→ Goal: Work through the data line by line, gathering every line that has the word "title".

→ Material shown:
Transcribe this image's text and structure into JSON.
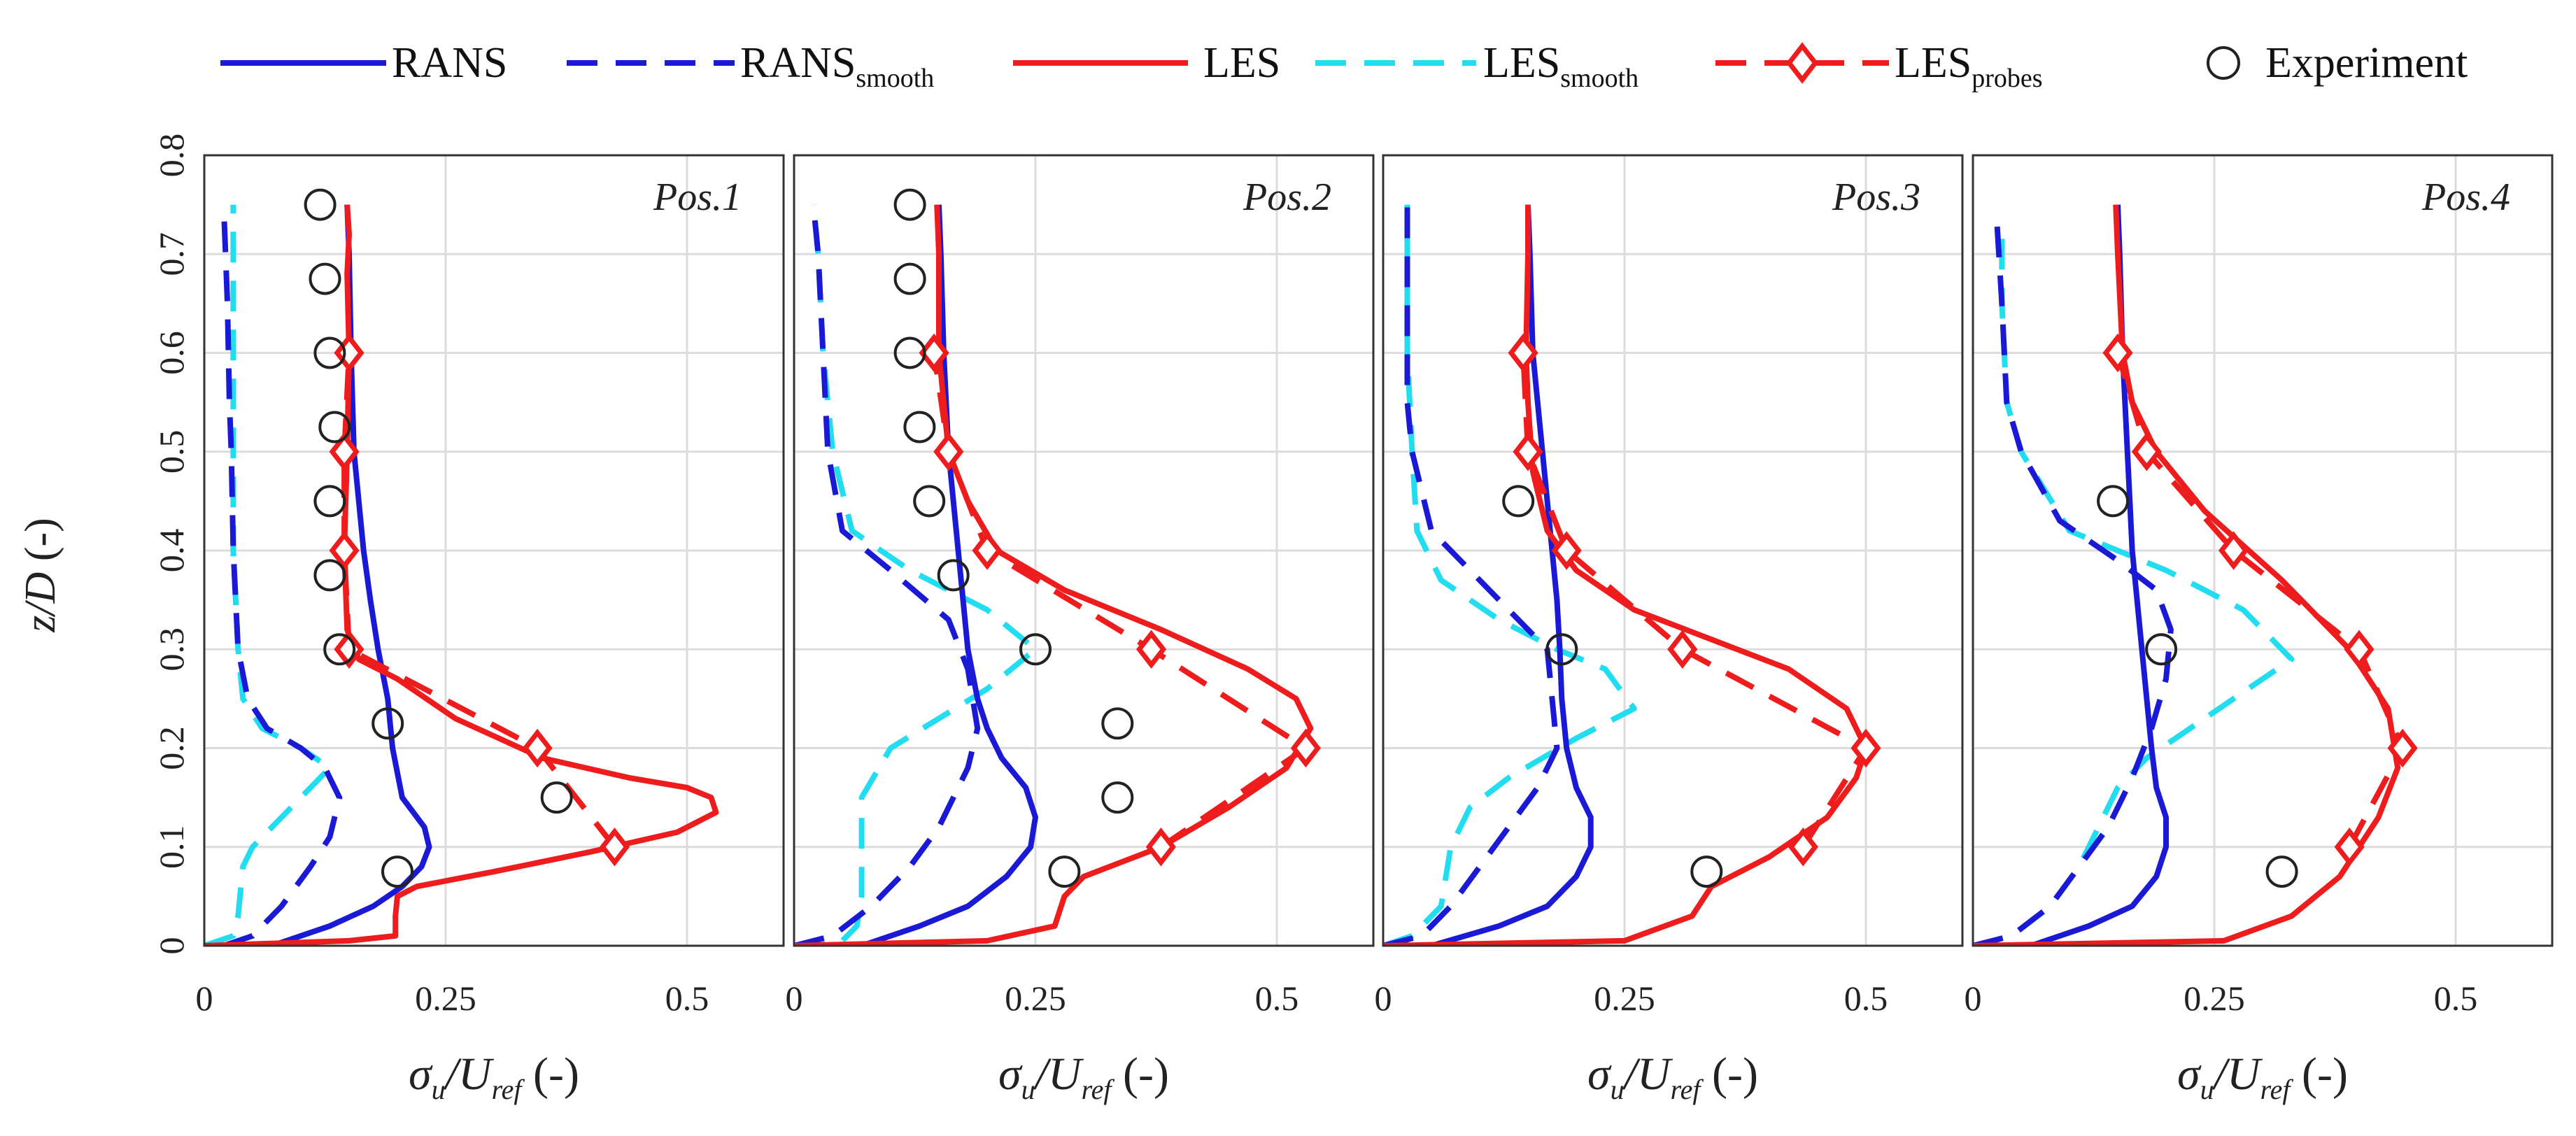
{
  "legend": {
    "entries": [
      {
        "key": "rans",
        "label": "RANS",
        "sub": "",
        "color": "#1a1ad6",
        "dash": "solid",
        "marker": "none"
      },
      {
        "key": "rans_smooth",
        "label": "RANS",
        "sub": "smooth",
        "color": "#1a1ad6",
        "dash": "dash",
        "marker": "none"
      },
      {
        "key": "les",
        "label": "LES",
        "sub": "",
        "color": "#ee1c1c",
        "dash": "solid",
        "marker": "none"
      },
      {
        "key": "les_smooth",
        "label": "LES",
        "sub": "smooth",
        "color": "#22dcf0",
        "dash": "dash",
        "marker": "none"
      },
      {
        "key": "les_probes",
        "label": "LES",
        "sub": "probes",
        "color": "#ee1c1c",
        "dash": "dash",
        "marker": "diamond"
      },
      {
        "key": "experiment",
        "label": "Experiment",
        "sub": "",
        "color": "#222222",
        "dash": "none",
        "marker": "circle"
      }
    ]
  },
  "axes": {
    "ylabel": {
      "pre": "z/D",
      "post": " (-)"
    },
    "xlabel": {
      "sigma": "σ",
      "sigma_sub": "u",
      "slash": "/U",
      "u_sub": "ref",
      "post": " (-)"
    },
    "xticks": [
      0,
      0.25,
      0.5
    ],
    "xtick_labels": [
      "0",
      "0.25",
      "0.5"
    ],
    "yticks": [
      0,
      0.1,
      0.2,
      0.3,
      0.4,
      0.5,
      0.6,
      0.7,
      0.8
    ],
    "ytick_labels": [
      "0",
      "0.1",
      "0.2",
      "0.3",
      "0.4",
      "0.5",
      "0.6",
      "0.7",
      "0.8"
    ],
    "xlim": [
      0,
      0.6
    ],
    "ylim": [
      0,
      0.8
    ],
    "grid": true
  },
  "chart_data": [
    {
      "type": "line",
      "title": "Pos.1",
      "xlabel": "σu/Uref (-)",
      "ylabel": "z/D (-)",
      "xlim": [
        0,
        0.6
      ],
      "ylim": [
        0,
        0.8
      ],
      "series": [
        {
          "name": "RANS",
          "x": [
            0.07,
            0.13,
            0.175,
            0.205,
            0.225,
            0.233,
            0.228,
            0.205,
            0.195,
            0.19,
            0.18,
            0.172,
            0.165,
            0.16,
            0.155,
            0.152,
            0.15,
            0.148
          ],
          "y": [
            0.0,
            0.02,
            0.04,
            0.06,
            0.08,
            0.1,
            0.12,
            0.15,
            0.2,
            0.25,
            0.3,
            0.35,
            0.4,
            0.45,
            0.5,
            0.6,
            0.7,
            0.75
          ]
        },
        {
          "name": "RANS smooth",
          "x": [
            0.02,
            0.05,
            0.08,
            0.11,
            0.13,
            0.14,
            0.125,
            0.1,
            0.065,
            0.045,
            0.035,
            0.03,
            0.028,
            0.026,
            0.025,
            0.024,
            0.022,
            0.02
          ],
          "y": [
            0.0,
            0.01,
            0.04,
            0.08,
            0.11,
            0.15,
            0.18,
            0.2,
            0.22,
            0.25,
            0.3,
            0.4,
            0.5,
            0.55,
            0.6,
            0.65,
            0.7,
            0.75
          ]
        },
        {
          "name": "LES",
          "x": [
            0.0,
            0.15,
            0.198,
            0.198,
            0.2,
            0.22,
            0.3,
            0.4,
            0.49,
            0.53,
            0.525,
            0.5,
            0.44,
            0.35,
            0.26,
            0.2,
            0.16,
            0.148,
            0.145,
            0.148,
            0.15,
            0.148,
            0.15,
            0.148
          ],
          "y": [
            0.0,
            0.005,
            0.01,
            0.03,
            0.05,
            0.06,
            0.075,
            0.095,
            0.115,
            0.135,
            0.15,
            0.16,
            0.17,
            0.19,
            0.23,
            0.27,
            0.29,
            0.32,
            0.4,
            0.5,
            0.6,
            0.68,
            0.72,
            0.75
          ]
        },
        {
          "name": "LES smooth",
          "x": [
            0.0,
            0.03,
            0.035,
            0.04,
            0.05,
            0.08,
            0.11,
            0.13,
            0.1,
            0.06,
            0.04,
            0.035,
            0.03,
            0.03,
            0.03,
            0.03
          ],
          "y": [
            0.0,
            0.01,
            0.03,
            0.08,
            0.1,
            0.13,
            0.16,
            0.18,
            0.2,
            0.22,
            0.25,
            0.3,
            0.4,
            0.5,
            0.6,
            0.75
          ]
        },
        {
          "name": "LES probes",
          "x": [
            0.425,
            0.345,
            0.15,
            0.145,
            0.145,
            0.15
          ],
          "y": [
            0.1,
            0.2,
            0.3,
            0.4,
            0.5,
            0.6
          ]
        },
        {
          "name": "Experiment",
          "x": [
            0.2,
            0.365,
            0.19,
            0.14,
            0.13,
            0.13,
            0.135,
            0.13,
            0.125,
            0.12
          ],
          "y": [
            0.075,
            0.15,
            0.225,
            0.3,
            0.375,
            0.45,
            0.525,
            0.6,
            0.675,
            0.75
          ]
        }
      ]
    },
    {
      "type": "line",
      "title": "Pos.2",
      "xlabel": "σu/Uref (-)",
      "ylabel": "z/D (-)",
      "xlim": [
        0,
        0.6
      ],
      "ylim": [
        0,
        0.8
      ],
      "series": [
        {
          "name": "RANS",
          "x": [
            0.07,
            0.13,
            0.18,
            0.22,
            0.245,
            0.25,
            0.24,
            0.215,
            0.2,
            0.19,
            0.18,
            0.175,
            0.17,
            0.165,
            0.16,
            0.155,
            0.152,
            0.15
          ],
          "y": [
            0.0,
            0.02,
            0.04,
            0.07,
            0.1,
            0.13,
            0.16,
            0.19,
            0.22,
            0.25,
            0.3,
            0.35,
            0.4,
            0.45,
            0.5,
            0.6,
            0.7,
            0.75
          ]
        },
        {
          "name": "RANS smooth",
          "x": [
            0.0,
            0.04,
            0.08,
            0.12,
            0.15,
            0.18,
            0.19,
            0.18,
            0.16,
            0.1,
            0.05,
            0.035,
            0.03,
            0.025,
            0.02
          ],
          "y": [
            0.0,
            0.01,
            0.04,
            0.08,
            0.12,
            0.18,
            0.22,
            0.28,
            0.33,
            0.38,
            0.42,
            0.5,
            0.6,
            0.7,
            0.75
          ]
        },
        {
          "name": "LES",
          "x": [
            0.0,
            0.2,
            0.27,
            0.28,
            0.3,
            0.38,
            0.45,
            0.51,
            0.535,
            0.52,
            0.47,
            0.38,
            0.28,
            0.21,
            0.18,
            0.16,
            0.15,
            0.15,
            0.148
          ],
          "y": [
            0.0,
            0.005,
            0.02,
            0.05,
            0.07,
            0.1,
            0.14,
            0.18,
            0.22,
            0.25,
            0.28,
            0.32,
            0.36,
            0.4,
            0.45,
            0.5,
            0.6,
            0.7,
            0.75
          ]
        },
        {
          "name": "LES smooth",
          "x": [
            0.0,
            0.05,
            0.065,
            0.07,
            0.07,
            0.1,
            0.15,
            0.2,
            0.25,
            0.2,
            0.12,
            0.06,
            0.04,
            0.03,
            0.025,
            0.02
          ],
          "y": [
            0.0,
            0.005,
            0.02,
            0.05,
            0.15,
            0.2,
            0.23,
            0.26,
            0.3,
            0.34,
            0.38,
            0.42,
            0.5,
            0.6,
            0.7,
            0.75
          ]
        },
        {
          "name": "LES probes",
          "x": [
            0.38,
            0.53,
            0.37,
            0.2,
            0.16,
            0.145
          ],
          "y": [
            0.1,
            0.2,
            0.3,
            0.4,
            0.5,
            0.6
          ]
        },
        {
          "name": "Experiment",
          "x": [
            0.28,
            0.335,
            0.335,
            0.25,
            0.165,
            0.14,
            0.13,
            0.12,
            0.12,
            0.12
          ],
          "y": [
            0.075,
            0.15,
            0.225,
            0.3,
            0.375,
            0.45,
            0.525,
            0.6,
            0.675,
            0.75
          ]
        }
      ]
    },
    {
      "type": "line",
      "title": "Pos.3",
      "xlabel": "σu/Uref (-)",
      "ylabel": "z/D (-)",
      "xlim": [
        0,
        0.6
      ],
      "ylim": [
        0,
        0.8
      ],
      "series": [
        {
          "name": "RANS",
          "x": [
            0.05,
            0.12,
            0.17,
            0.2,
            0.215,
            0.215,
            0.2,
            0.19,
            0.185,
            0.183,
            0.18,
            0.175,
            0.17,
            0.165,
            0.16,
            0.155,
            0.152,
            0.15
          ],
          "y": [
            0.0,
            0.02,
            0.04,
            0.07,
            0.1,
            0.13,
            0.16,
            0.2,
            0.25,
            0.3,
            0.35,
            0.4,
            0.45,
            0.5,
            0.55,
            0.6,
            0.7,
            0.75
          ]
        },
        {
          "name": "RANS smooth",
          "x": [
            0.0,
            0.04,
            0.07,
            0.1,
            0.13,
            0.16,
            0.18,
            0.17,
            0.1,
            0.05,
            0.03,
            0.025,
            0.025,
            0.025,
            0.025
          ],
          "y": [
            0.0,
            0.01,
            0.04,
            0.08,
            0.12,
            0.16,
            0.2,
            0.3,
            0.37,
            0.42,
            0.5,
            0.55,
            0.6,
            0.7,
            0.75
          ]
        },
        {
          "name": "LES",
          "x": [
            0.0,
            0.25,
            0.32,
            0.34,
            0.4,
            0.46,
            0.49,
            0.5,
            0.48,
            0.42,
            0.34,
            0.26,
            0.2,
            0.17,
            0.155,
            0.15,
            0.148,
            0.15,
            0.15
          ],
          "y": [
            0.0,
            0.005,
            0.03,
            0.06,
            0.09,
            0.13,
            0.17,
            0.2,
            0.24,
            0.28,
            0.31,
            0.34,
            0.38,
            0.42,
            0.48,
            0.55,
            0.6,
            0.7,
            0.75
          ]
        },
        {
          "name": "LES smooth",
          "x": [
            0.0,
            0.03,
            0.06,
            0.07,
            0.09,
            0.13,
            0.2,
            0.26,
            0.23,
            0.18,
            0.12,
            0.06,
            0.035,
            0.03,
            0.025,
            0.025
          ],
          "y": [
            0.0,
            0.01,
            0.04,
            0.1,
            0.14,
            0.17,
            0.21,
            0.24,
            0.28,
            0.3,
            0.33,
            0.37,
            0.42,
            0.5,
            0.6,
            0.75
          ]
        },
        {
          "name": "LES probes",
          "x": [
            0.435,
            0.5,
            0.31,
            0.19,
            0.15,
            0.145
          ],
          "y": [
            0.1,
            0.2,
            0.3,
            0.4,
            0.5,
            0.6
          ]
        },
        {
          "name": "Experiment",
          "x": [
            0.335,
            0.185,
            0.14
          ],
          "y": [
            0.075,
            0.3,
            0.45
          ]
        }
      ]
    },
    {
      "type": "line",
      "title": "Pos.4",
      "xlabel": "σu/Uref (-)",
      "ylabel": "z/D (-)",
      "xlim": [
        0,
        0.6
      ],
      "ylim": [
        0,
        0.8
      ],
      "series": [
        {
          "name": "RANS",
          "x": [
            0.06,
            0.12,
            0.165,
            0.19,
            0.2,
            0.2,
            0.19,
            0.185,
            0.18,
            0.175,
            0.17,
            0.165,
            0.16,
            0.155,
            0.152,
            0.15
          ],
          "y": [
            0.0,
            0.02,
            0.04,
            0.07,
            0.1,
            0.13,
            0.16,
            0.2,
            0.25,
            0.3,
            0.35,
            0.4,
            0.5,
            0.6,
            0.7,
            0.75
          ]
        },
        {
          "name": "RANS smooth",
          "x": [
            0.0,
            0.04,
            0.08,
            0.11,
            0.14,
            0.165,
            0.185,
            0.2,
            0.205,
            0.19,
            0.15,
            0.09,
            0.05,
            0.035,
            0.03,
            0.025
          ],
          "y": [
            0.0,
            0.01,
            0.04,
            0.08,
            0.12,
            0.17,
            0.22,
            0.27,
            0.32,
            0.36,
            0.39,
            0.43,
            0.5,
            0.55,
            0.65,
            0.73
          ]
        },
        {
          "name": "LES",
          "x": [
            0.0,
            0.26,
            0.33,
            0.38,
            0.42,
            0.44,
            0.43,
            0.39,
            0.32,
            0.24,
            0.19,
            0.165,
            0.155,
            0.15,
            0.148
          ],
          "y": [
            0.0,
            0.005,
            0.03,
            0.07,
            0.13,
            0.18,
            0.24,
            0.3,
            0.37,
            0.44,
            0.5,
            0.55,
            0.6,
            0.7,
            0.75
          ]
        },
        {
          "name": "LES smooth",
          "x": [
            0.0,
            0.04,
            0.08,
            0.11,
            0.13,
            0.15,
            0.18,
            0.24,
            0.33,
            0.28,
            0.2,
            0.1,
            0.05,
            0.035,
            0.03,
            0.03
          ],
          "y": [
            0.0,
            0.01,
            0.04,
            0.08,
            0.12,
            0.16,
            0.19,
            0.23,
            0.29,
            0.34,
            0.38,
            0.42,
            0.5,
            0.55,
            0.65,
            0.73
          ]
        },
        {
          "name": "LES probes",
          "x": [
            0.39,
            0.445,
            0.4,
            0.27,
            0.18,
            0.15
          ],
          "y": [
            0.1,
            0.2,
            0.3,
            0.4,
            0.5,
            0.6
          ]
        },
        {
          "name": "Experiment",
          "x": [
            0.32,
            0.195,
            0.145
          ],
          "y": [
            0.075,
            0.3,
            0.45
          ]
        }
      ]
    }
  ]
}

→ Answer for the task:
      "title": "Pos.1",
      "title": "Pos.2",
      "title": "Pos.3",
      "title": "Pos.4",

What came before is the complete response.